Stored items:
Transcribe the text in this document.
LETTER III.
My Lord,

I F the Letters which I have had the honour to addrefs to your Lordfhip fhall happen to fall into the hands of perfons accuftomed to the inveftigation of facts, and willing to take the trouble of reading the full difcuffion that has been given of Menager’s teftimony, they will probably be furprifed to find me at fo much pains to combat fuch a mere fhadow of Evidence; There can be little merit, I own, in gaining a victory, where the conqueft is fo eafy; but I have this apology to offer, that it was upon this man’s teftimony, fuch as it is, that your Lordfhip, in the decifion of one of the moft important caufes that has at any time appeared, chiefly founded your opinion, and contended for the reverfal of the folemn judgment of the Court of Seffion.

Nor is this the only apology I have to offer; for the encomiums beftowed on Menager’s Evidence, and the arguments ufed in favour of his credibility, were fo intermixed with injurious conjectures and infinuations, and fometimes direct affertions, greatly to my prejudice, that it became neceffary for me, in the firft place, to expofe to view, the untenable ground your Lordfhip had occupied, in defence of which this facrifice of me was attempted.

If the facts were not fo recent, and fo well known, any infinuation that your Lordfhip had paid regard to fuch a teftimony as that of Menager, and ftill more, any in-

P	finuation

TASK REQUIREMENTS:
Lines containing the word "which" must all be returned from the material above.

THE REPLY:
I F the Letters which I have had the honour to addrefs to your Lordfhip fhall happen to fall into the hands of perfons accuftomed to the inveftigation of facts, and willing to take the trouble of reading the full difcuffion that has been given of Menager’s teftimony, they will probably be furprifed to find me at fo much pains to combat fuch a mere fhadow of Evidence; There can be little merit, I own, in gaining a victory, where the conqueft is fo eafy; but I have this apology to offer, that it was upon this man’s teftimony, fuch as it is, that your Lordfhip, in the decifion of one of the moft important caufes that has at any time appeared, chiefly founded your opinion, and contended for the reverfal of the folemn judgment of the Court of Seffion.
Nor is this the only apology I have to offer; for the encomiums beftowed on Menager’s Evidence, and the arguments ufed in favour of his credibility, were fo intermixed with injurious conjectures and infinuations, and fometimes direct affertions, greatly to my prejudice, that it became neceffary for me, in the firft place, to expofe to view, the untenable ground your Lordfhip had occupied, in defence of which this facrifice of me was attempted.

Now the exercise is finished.